_EXERCISE MATERIAL_:
-- BEGIN --

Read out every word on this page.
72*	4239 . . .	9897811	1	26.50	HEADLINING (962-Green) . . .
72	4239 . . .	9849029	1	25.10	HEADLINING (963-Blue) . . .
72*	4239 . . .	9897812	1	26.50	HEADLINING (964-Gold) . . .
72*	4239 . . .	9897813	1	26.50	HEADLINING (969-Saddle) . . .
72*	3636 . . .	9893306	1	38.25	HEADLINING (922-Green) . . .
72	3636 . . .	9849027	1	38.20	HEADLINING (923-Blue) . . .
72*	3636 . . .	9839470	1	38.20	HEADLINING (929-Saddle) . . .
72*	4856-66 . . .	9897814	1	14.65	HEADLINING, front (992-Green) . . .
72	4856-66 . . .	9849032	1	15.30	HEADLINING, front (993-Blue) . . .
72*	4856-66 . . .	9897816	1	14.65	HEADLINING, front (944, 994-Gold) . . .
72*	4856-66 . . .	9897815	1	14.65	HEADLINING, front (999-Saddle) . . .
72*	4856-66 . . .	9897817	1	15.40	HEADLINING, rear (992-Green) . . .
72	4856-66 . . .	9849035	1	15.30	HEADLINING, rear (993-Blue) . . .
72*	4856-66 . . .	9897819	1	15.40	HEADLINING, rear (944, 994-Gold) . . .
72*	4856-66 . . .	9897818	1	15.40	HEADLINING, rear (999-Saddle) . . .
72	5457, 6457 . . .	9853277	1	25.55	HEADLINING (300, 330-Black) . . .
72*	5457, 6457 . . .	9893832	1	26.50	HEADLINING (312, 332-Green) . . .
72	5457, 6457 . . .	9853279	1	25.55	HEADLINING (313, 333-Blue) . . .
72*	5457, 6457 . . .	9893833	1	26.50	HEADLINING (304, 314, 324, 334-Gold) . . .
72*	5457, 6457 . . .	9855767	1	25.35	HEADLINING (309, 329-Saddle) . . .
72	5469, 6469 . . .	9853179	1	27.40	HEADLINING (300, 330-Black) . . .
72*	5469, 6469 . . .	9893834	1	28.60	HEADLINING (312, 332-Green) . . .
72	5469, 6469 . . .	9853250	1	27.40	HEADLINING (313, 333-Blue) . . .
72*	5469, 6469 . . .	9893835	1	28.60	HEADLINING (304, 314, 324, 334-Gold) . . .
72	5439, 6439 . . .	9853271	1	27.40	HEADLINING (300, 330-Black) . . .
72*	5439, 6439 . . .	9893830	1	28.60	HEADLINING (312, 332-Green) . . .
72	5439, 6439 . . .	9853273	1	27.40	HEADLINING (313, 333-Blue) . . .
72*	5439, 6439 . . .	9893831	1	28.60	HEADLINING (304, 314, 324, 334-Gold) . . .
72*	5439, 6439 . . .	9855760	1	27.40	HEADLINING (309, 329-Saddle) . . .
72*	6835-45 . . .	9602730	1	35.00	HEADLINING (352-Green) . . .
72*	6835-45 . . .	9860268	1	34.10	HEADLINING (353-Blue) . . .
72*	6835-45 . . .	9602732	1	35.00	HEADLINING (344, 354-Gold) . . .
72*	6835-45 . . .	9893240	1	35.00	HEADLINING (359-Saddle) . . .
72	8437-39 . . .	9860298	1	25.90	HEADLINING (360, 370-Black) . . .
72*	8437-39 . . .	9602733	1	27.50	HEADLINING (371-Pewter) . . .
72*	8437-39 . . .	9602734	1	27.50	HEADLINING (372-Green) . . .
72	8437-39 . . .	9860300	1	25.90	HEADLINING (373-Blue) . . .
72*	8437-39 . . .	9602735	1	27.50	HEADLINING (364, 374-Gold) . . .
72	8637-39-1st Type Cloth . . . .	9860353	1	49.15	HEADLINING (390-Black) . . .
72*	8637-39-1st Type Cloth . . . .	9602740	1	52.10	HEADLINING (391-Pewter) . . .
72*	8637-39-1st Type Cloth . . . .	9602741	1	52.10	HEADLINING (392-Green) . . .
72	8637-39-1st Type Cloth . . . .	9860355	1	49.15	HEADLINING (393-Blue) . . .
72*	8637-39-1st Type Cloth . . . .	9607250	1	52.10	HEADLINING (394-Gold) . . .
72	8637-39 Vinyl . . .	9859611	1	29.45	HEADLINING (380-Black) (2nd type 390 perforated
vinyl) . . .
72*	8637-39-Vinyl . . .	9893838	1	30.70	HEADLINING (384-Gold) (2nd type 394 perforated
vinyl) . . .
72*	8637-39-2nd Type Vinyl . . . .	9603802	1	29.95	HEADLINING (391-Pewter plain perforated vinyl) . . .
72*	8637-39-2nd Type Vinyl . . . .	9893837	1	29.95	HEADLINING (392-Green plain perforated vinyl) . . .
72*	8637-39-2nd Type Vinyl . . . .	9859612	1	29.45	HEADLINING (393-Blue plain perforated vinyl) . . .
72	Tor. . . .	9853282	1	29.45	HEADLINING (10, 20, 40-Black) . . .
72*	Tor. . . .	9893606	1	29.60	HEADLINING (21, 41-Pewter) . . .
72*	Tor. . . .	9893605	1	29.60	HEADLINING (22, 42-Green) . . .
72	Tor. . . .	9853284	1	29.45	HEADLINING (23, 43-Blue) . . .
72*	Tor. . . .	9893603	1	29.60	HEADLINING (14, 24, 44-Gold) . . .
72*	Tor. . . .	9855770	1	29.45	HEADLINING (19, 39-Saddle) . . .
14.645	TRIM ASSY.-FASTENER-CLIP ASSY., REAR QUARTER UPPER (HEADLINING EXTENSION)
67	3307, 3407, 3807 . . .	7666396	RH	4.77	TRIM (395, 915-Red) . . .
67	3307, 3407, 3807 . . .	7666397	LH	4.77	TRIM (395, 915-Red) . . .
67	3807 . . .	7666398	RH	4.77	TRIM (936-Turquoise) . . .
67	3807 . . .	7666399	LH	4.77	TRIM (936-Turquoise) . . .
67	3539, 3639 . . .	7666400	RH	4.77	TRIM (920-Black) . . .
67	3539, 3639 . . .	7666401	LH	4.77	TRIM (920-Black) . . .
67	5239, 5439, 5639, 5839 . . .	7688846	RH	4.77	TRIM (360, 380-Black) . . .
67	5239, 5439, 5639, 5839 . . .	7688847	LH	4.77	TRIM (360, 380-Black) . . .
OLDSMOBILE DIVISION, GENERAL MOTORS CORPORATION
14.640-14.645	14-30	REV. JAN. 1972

-- END --

_WHAT IS BEING ASKED_:
Copy each line of the data above without altering a single character.

_CORRECT RESPONSE_:
Read out every word on this page.
72*	4239 . . .	9897811	1	26.50	HEADLINING (962-Green) . . .
72	4239 . . .	9849029	1	25.10	HEADLINING (963-Blue) . . .
72*	4239 . . .	9897812	1	26.50	HEADLINING (964-Gold) . . .
72*	4239 . . .	9897813	1	26.50	HEADLINING (969-Saddle) . . .
72*	3636 . . .	9893306	1	38.25	HEADLINING (922-Green) . . .
72	3636 . . .	9849027	1	38.20	HEADLINING (923-Blue) . . .
72*	3636 . . .	9839470	1	38.20	HEADLINING (929-Saddle) . . .
72*	4856-66 . . .	9897814	1	14.65	HEADLINING, front (992-Green) . . .
72	4856-66 . . .	9849032	1	15.30	HEADLINING, front (993-Blue) . . .
72*	4856-66 . . .	9897816	1	14.65	HEADLINING, front (944, 994-Gold) . . .
72*	4856-66 . . .	9897815	1	14.65	HEADLINING, front (999-Saddle) . . .
72*	4856-66 . . .	9897817	1	15.40	HEADLINING, rear (992-Green) . . .
72	4856-66 . . .	9849035	1	15.30	HEADLINING, rear (993-Blue) . . .
72*	4856-66 . . .	9897819	1	15.40	HEADLINING, rear (944, 994-Gold) . . .
72*	4856-66 . . .	9897818	1	15.40	HEADLINING, rear (999-Saddle) . . .
72	5457, 6457 . . .	9853277	1	25.55	HEADLINING (300, 330-Black) . . .
72*	5457, 6457 . . .	9893832	1	26.50	HEADLINING (312, 332-Green) . . .
72	5457, 6457 . . .	9853279	1	25.55	HEADLINING (313, 333-Blue) . . .
72*	5457, 6457 . . .	9893833	1	26.50	HEADLINING (304, 314, 324, 334-Gold) . . .
72*	5457, 6457 . . .	9855767	1	25.35	HEADLINING (309, 329-Saddle) . . .
72	5469, 6469 . . .	9853179	1	27.40	HEADLINING (300, 330-Black) . . .
72*	5469, 6469 . . .	9893834	1	28.60	HEADLINING (312, 332-Green) . . .
72	5469, 6469 . . .	9853250	1	27.40	HEADLINING (313, 333-Blue) . . .
72*	5469, 6469 . . .	9893835	1	28.60	HEADLINING (304, 314, 324, 334-Gold) . . .
72	5439, 6439 . . .	9853271	1	27.40	HEADLINING (300, 330-Black) . . .
72*	5439, 6439 . . .	9893830	1	28.60	HEADLINING (312, 332-Green) . . .
72	5439, 6439 . . .	9853273	1	27.40	HEADLINING (313, 333-Blue) . . .
72*	5439, 6439 . . .	9893831	1	28.60	HEADLINING (304, 314, 324, 334-Gold) . . .
72*	5439, 6439 . . .	9855760	1	27.40	HEADLINING (309, 329-Saddle) . . .
72*	6835-45 . . .	9602730	1	35.00	HEADLINING (352-Green) . . .
72*	6835-45 . . .	9860268	1	34.10	HEADLINING (353-Blue) . . .
72*	6835-45 . . .	9602732	1	35.00	HEADLINING (344, 354-Gold) . . .
72*	6835-45 . . .	9893240	1	35.00	HEADLINING (359-Saddle) . . .
72	8437-39 . . .	9860298	1	25.90	HEADLINING (360, 370-Black) . . .
72*	8437-39 . . .	9602733	1	27.50	HEADLINING (371-Pewter) . . .
72*	8437-39 . . .	9602734	1	27.50	HEADLINING (372-Green) . . .
72	8437-39 . . .	9860300	1	25.90	HEADLINING (373-Blue) . . .
72*	8437-39 . . .	9602735	1	27.50	HEADLINING (364, 374-Gold) . . .
72	8637-39-1st Type Cloth . . . .	9860353	1	49.15	HEADLINING (390-Black) . . .
72*	8637-39-1st Type Cloth . . . .	9602740	1	52.10	HEADLINING (391-Pewter) . . .
72*	8637-39-1st Type Cloth . . . .	9602741	1	52.10	HEADLINING (392-Green) . . .
72	8637-39-1st Type Cloth . . . .	9860355	1	49.15	HEADLINING (393-Blue) . . .
72*	8637-39-1st Type Cloth . . . .	9607250	1	52.10	HEADLINING (394-Gold) . . .
72	8637-39 Vinyl . . .	9859611	1	29.45	HEADLINING (380-Black) (2nd type 390 perforated
vinyl) . . .
72*	8637-39-Vinyl . . .	9893838	1	30.70	HEADLINING (384-Gold) (2nd type 394 perforated
vinyl) . . .
72*	8637-39-2nd Type Vinyl . . . .	9603802	1	29.95	HEADLINING (391-Pewter plain perforated vinyl) . . .
72*	8637-39-2nd Type Vinyl . . . .	9893837	1	29.95	HEADLINING (392-Green plain perforated vinyl) . . .
72*	8637-39-2nd Type Vinyl . . . .	9859612	1	29.45	HEADLINING (393-Blue plain perforated vinyl) . . .
72	Tor. . . .	9853282	1	29.45	HEADLINING (10, 20, 40-Black) . . .
72*	Tor. . . .	9893606	1	29.60	HEADLINING (21, 41-Pewter) . . .
72*	Tor. . . .	9893605	1	29.60	HEADLINING (22, 42-Green) . . .
72	Tor. . . .	9853284	1	29.45	HEADLINING (23, 43-Blue) . . .
72*	Tor. . . .	9893603	1	29.60	HEADLINING (14, 24, 44-Gold) . . .
72*	Tor. . . .	9855770	1	29.45	HEADLINING (19, 39-Saddle) . . .
14.645	TRIM ASSY.-FASTENER-CLIP ASSY., REAR QUARTER UPPER (HEADLINING EXTENSION)
67	3307, 3407, 3807 . . .	7666396	RH	4.77	TRIM (395, 915-Red) . . .
67	3307, 3407, 3807 . . .	7666397	LH	4.77	TRIM (395, 915-Red) . . .
67	3807 . . .	7666398	RH	4.77	TRIM (936-Turquoise) . . .
67	3807 . . .	7666399	LH	4.77	TRIM (936-Turquoise) . . .
67	3539, 3639 . . .	7666400	RH	4.77	TRIM (920-Black) . . .
67	3539, 3639 . . .	7666401	LH	4.77	TRIM (920-Black) . . .
67	5239, 5439, 5639, 5839 . . .	7688846	RH	4.77	TRIM (360, 380-Black) . . .
67	5239, 5439, 5639, 5839 . . .	7688847	LH	4.77	TRIM (360, 380-Black) . . .
OLDSMOBILE DIVISION, GENERAL MOTORS CORPORATION
14.640-14.645	14-30	REV. JAN. 1972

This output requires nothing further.